Data records:
━━━━━━━━━━━━━━━━━━━━━━━━━━━━━━

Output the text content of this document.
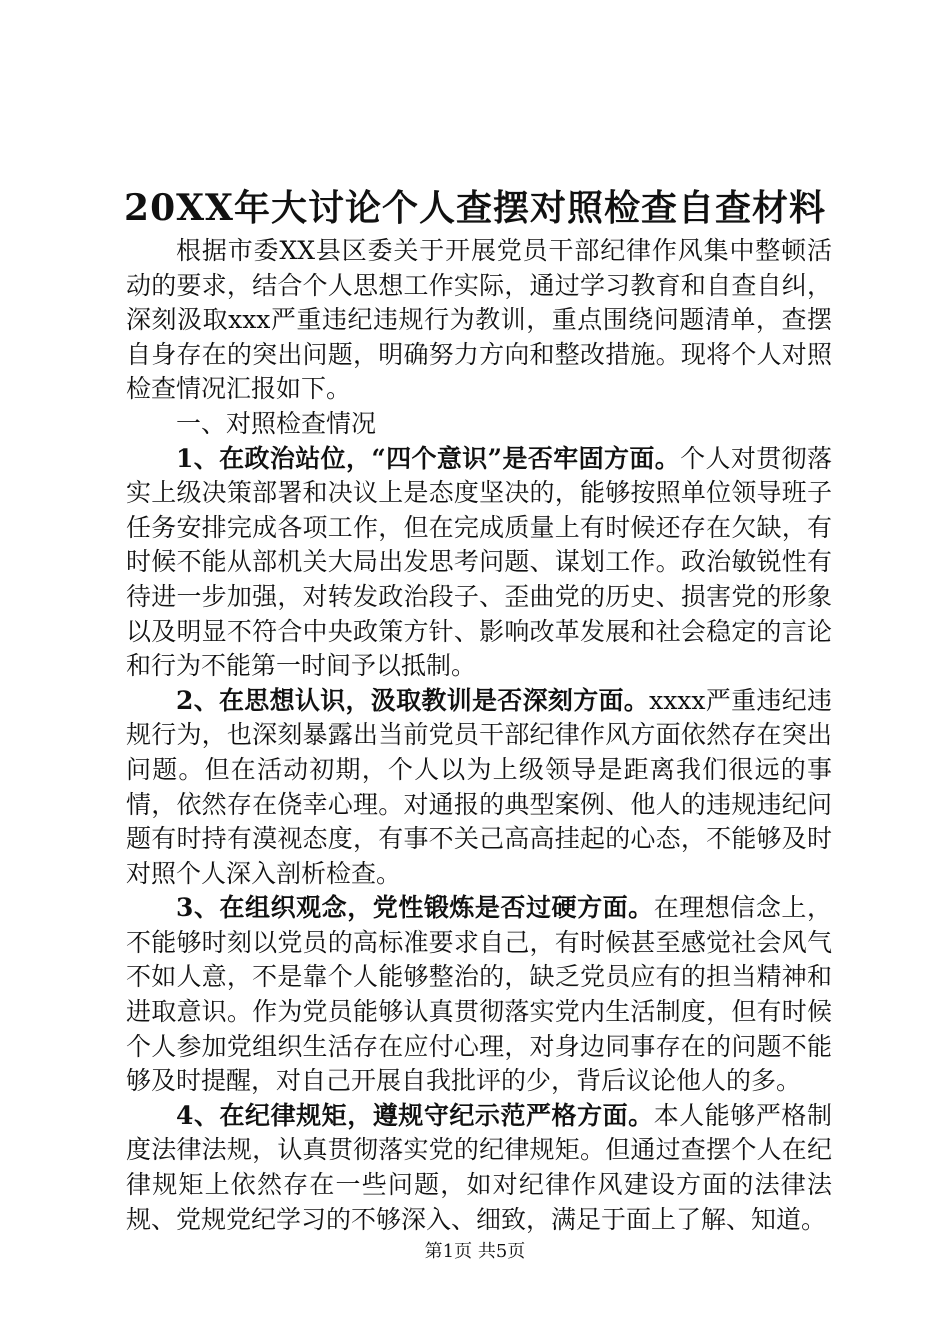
20XX年大讨论个人查摆对照检查自查材料

根据市委XX县区委关于开展党员干部纪律作风集中整顿活动的要求，结合个人思想工作实际，通过学习教育和自查自纠，深刻汲取xxx严重违纪违规行为教训，重点围绕问题清单，查摆自身存在的突出问题，明确努力方向和整改措施。现将个人对照检查情况汇报如下。

一、对照检查情况

1、在政治站位，“四个意识”是否牢固方面。个人对贯彻落实上级决策部署和决议上是态度坚决的，能够按照单位领导班子任务安排完成各项工作，但在完成质量上有时候还存在欠缺，有时候不能从部机关大局出发思考问题、谋划工作。政治敏锐性有待进一步加强，对转发政治段子、歪曲党的历史、损害党的形象以及明显不符合中央政策方针、影响改革发展和社会稳定的言论和行为不能第一时间予以抵制。

2、在思想认识，汲取教训是否深刻方面。xxxx严重违纪违规行为，也深刻暴露出当前党员干部纪律作风方面依然存在突出问题。但在活动初期，个人以为上级领导是距离我们很远的事情，依然存在侥幸心理。对通报的典型案例、他人的违规违纪问题有时持有漠视态度，有事不关己高高挂起的心态，不能够及时对照个人深入剖析检查。

3、在组织观念，党性锻炼是否过硬方面。在理想信念上，不能够时刻以党员的高标准要求自己，有时候甚至感觉社会风气不如人意，不是靠个人能够整治的，缺乏党员应有的担当精神和进取意识。作为党员能够认真贯彻落实党内生活制度，但有时候个人参加党组织生活存在应付心理，对身边同事存在的问题不能够及时提醒，对自己开展自我批评的少，背后议论他人的多。

4、在纪律规矩，遵规守纪示范严格方面。本人能够严格制度法律法规，认真贯彻落实党的纪律规矩。但通过查摆个人在纪律规矩上依然存在一些问题，如对纪律作风建设方面的法律法规、党规党纪学习的不够深入、细致，满足于面上了解、知道。

第1页 共5页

━━━━━━━━━━━━━━━━━━━━━━━━━━━━━━

Aim of the task:
Restate the whole of the material word for word without the pictures.

Exercise solution:
Output the text content of this document.
20XX年大讨论个人查摆对照检查自查材料

根据市委XX县区委关于开展党员干部纪律作风集中整顿活动的要求，结合个人思想工作实际，通过学习教育和自查自纠，深刻汲取xxx严重违纪违规行为教训，重点围绕问题清单，查摆自身存在的突出问题，明确努力方向和整改措施。现将个人对照检查情况汇报如下。

一、对照检查情况

1、在政治站位，“四个意识”是否牢固方面。个人对贯彻落实上级决策部署和决议上是态度坚决的，能够按照单位领导班子任务安排完成各项工作，但在完成质量上有时候还存在欠缺，有时候不能从部机关大局出发思考问题、谋划工作。政治敏锐性有待进一步加强，对转发政治段子、歪曲党的历史、损害党的形象以及明显不符合中央政策方针、影响改革发展和社会稳定的言论和行为不能第一时间予以抵制。

2、在思想认识，汲取教训是否深刻方面。xxxx严重违纪违规行为，也深刻暴露出当前党员干部纪律作风方面依然存在突出问题。但在活动初期，个人以为上级领导是距离我们很远的事情，依然存在侥幸心理。对通报的典型案例、他人的违规违纪问题有时持有漠视态度，有事不关己高高挂起的心态，不能够及时对照个人深入剖析检查。

3、在组织观念，党性锻炼是否过硬方面。在理想信念上，不能够时刻以党员的高标准要求自己，有时候甚至感觉社会风气不如人意，不是靠个人能够整治的，缺乏党员应有的担当精神和进取意识。作为党员能够认真贯彻落实党内生活制度，但有时候个人参加党组织生活存在应付心理，对身边同事存在的问题不能够及时提醒，对自己开展自我批评的少，背后议论他人的多。

4、在纪律规矩，遵规守纪示范严格方面。本人能够严格制度法律法规，认真贯彻落实党的纪律规矩。但通过查摆个人在纪律规矩上依然存在一些问题，如对纪律作风建设方面的法律法规、党规党纪学习的不够深入、细致，满足于面上了解、知道。

第1页 共5页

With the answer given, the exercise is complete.